## WHAT TO DO
Your task is to repeat the entries word for word while leaving out the pictures.

### RECORDS FOR THIS TASK ###

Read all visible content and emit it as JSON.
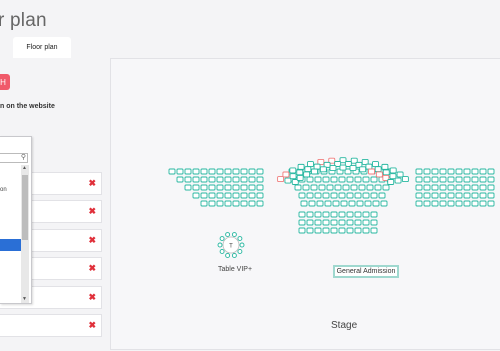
{
  "header": {
    "title": "r plan"
  },
  "tabs": [
    {
      "label": "Floor plan"
    }
  ],
  "left": {
    "add_button_label": "H",
    "website_label": "n on the website",
    "dropdown": {
      "item_partial": "on"
    },
    "row_delete_icon": "close-icon"
  },
  "canvas": {
    "vip_table": {
      "center_label": "T",
      "name": "Table VIP+"
    },
    "general_admission_label": "General Admission",
    "stage_label": "Stage"
  },
  "colors": {
    "seat": "#27b7a0",
    "reserved_seat": "#f07c7c",
    "accent_red": "#f05a6a",
    "selection_blue": "#2a6fd6"
  }
}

###

## EXERCISE SOLUTION
Read all visible content and emit it as JSON.
{
  "header": {
    "title": "r plan"
  },
  "tabs": [
    {
      "label": "Floor plan"
    }
  ],
  "left": {
    "add_button_label": "H",
    "website_label": "n on the website",
    "dropdown": {
      "item_partial": "on"
    },
    "row_delete_icon": "close-icon"
  },
  "canvas": {
    "vip_table": {
      "center_label": "T",
      "name": "Table VIP+"
    },
    "general_admission_label": "General Admission",
    "stage_label": "Stage"
  },
  "colors": {
    "seat": "#27b7a0",
    "reserved_seat": "#f07c7c",
    "accent_red": "#f05a6a",
    "selection_blue": "#2a6fd6"
  }
}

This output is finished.